----- Records supplied
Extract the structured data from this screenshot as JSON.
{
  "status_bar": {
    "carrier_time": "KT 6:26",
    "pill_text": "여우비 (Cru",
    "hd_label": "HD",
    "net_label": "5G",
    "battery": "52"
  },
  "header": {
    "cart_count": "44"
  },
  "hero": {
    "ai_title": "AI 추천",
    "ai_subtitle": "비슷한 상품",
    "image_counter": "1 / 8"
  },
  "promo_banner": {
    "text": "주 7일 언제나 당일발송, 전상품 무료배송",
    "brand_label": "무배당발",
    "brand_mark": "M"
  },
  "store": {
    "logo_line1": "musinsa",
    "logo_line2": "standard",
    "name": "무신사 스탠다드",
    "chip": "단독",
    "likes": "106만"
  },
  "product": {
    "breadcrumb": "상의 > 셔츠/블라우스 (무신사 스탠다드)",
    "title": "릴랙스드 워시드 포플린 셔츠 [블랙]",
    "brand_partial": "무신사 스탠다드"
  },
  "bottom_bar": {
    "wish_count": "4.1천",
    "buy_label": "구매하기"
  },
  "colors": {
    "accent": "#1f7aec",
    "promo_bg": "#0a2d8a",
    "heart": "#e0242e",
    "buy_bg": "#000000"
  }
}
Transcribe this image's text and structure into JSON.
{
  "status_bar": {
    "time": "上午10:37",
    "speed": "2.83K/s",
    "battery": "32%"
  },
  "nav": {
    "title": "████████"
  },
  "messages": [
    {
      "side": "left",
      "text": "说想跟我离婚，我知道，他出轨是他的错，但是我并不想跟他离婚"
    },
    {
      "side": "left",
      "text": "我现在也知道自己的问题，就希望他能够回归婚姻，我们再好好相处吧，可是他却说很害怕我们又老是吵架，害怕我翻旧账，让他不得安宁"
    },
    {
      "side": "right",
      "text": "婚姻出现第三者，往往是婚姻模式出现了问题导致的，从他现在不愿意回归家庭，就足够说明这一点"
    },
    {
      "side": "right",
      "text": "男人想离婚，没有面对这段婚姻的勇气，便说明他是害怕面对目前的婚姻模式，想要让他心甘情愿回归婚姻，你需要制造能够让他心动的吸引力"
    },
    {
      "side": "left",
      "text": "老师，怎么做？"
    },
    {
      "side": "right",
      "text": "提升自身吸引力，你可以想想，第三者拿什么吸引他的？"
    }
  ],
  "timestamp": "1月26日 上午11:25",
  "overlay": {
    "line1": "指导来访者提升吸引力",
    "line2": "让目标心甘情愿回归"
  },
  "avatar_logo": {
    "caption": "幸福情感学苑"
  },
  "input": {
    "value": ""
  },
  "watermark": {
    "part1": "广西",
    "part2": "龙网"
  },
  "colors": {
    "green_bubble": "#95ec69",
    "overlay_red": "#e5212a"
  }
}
----------
### [Aim of the task]
Exactly as shown above, return every record.

### [Finished task]
Extract the structured data from this screenshot as JSON.
{
  "status_bar": {
    "carrier_time": "KT 6:26",
    "pill_text": "여우비 (Cru",
    "hd_label": "HD",
    "net_label": "5G",
    "battery": "52"
  },
  "header": {
    "cart_count": "44"
  },
  "hero": {
    "ai_title": "AI 추천",
    "ai_subtitle": "비슷한 상품",
    "image_counter": "1 / 8"
  },
  "promo_banner": {
    "text": "주 7일 언제나 당일발송, 전상품 무료배송",
    "brand_label": "무배당발",
    "brand_mark": "M"
  },
  "store": {
    "logo_line1": "musinsa",
    "logo_line2": "standard",
    "name": "무신사 스탠다드",
    "chip": "단독",
    "likes": "106만"
  },
  "product": {
    "breadcrumb": "상의 > 셔츠/블라우스 (무신사 스탠다드)",
    "title": "릴랙스드 워시드 포플린 셔츠 [블랙]",
    "brand_partial": "무신사 스탠다드"
  },
  "bottom_bar": {
    "wish_count": "4.1천",
    "buy_label": "구매하기"
  },
  "colors": {
    "accent": "#1f7aec",
    "promo_bg": "#0a2d8a",
    "heart": "#e0242e",
    "buy_bg": "#000000"
  }
}
Transcribe this image's text and structure into JSON.
{
  "status_bar": {
    "time": "上午10:37",
    "speed": "2.83K/s",
    "battery": "32%"
  },
  "nav": {
    "title": "████████"
  },
  "messages": [
    {
      "side": "left",
      "text": "说想跟我离婚，我知道，他出轨是他的错，但是我并不想跟他离婚"
    },
    {
      "side": "left",
      "text": "我现在也知道自己的问题，就希望他能够回归婚姻，我们再好好相处吧，可是他却说很害怕我们又老是吵架，害怕我翻旧账，让他不得安宁"
    },
    {
      "side": "right",
      "text": "婚姻出现第三者，往往是婚姻模式出现了问题导致的，从他现在不愿意回归家庭，就足够说明这一点"
    },
    {
      "side": "right",
      "text": "男人想离婚，没有面对这段婚姻的勇气，便说明他是害怕面对目前的婚姻模式，想要让他心甘情愿回归婚姻，你需要制造能够让他心动的吸引力"
    },
    {
      "side": "left",
      "text": "老师，怎么做？"
    },
    {
      "side": "right",
      "text": "提升自身吸引力，你可以想想，第三者拿什么吸引他的？"
    }
  ],
  "timestamp": "1月26日 上午11:25",
  "overlay": {
    "line1": "指导来访者提升吸引力",
    "line2": "让目标心甘情愿回归"
  },
  "avatar_logo": {
    "caption": "幸福情感学苑"
  },
  "input": {
    "value": ""
  },
  "watermark": {
    "part1": "广西",
    "part2": "龙网"
  },
  "colors": {
    "green_bubble": "#95ec69",
    "overlay_red": "#e5212a"
  }
}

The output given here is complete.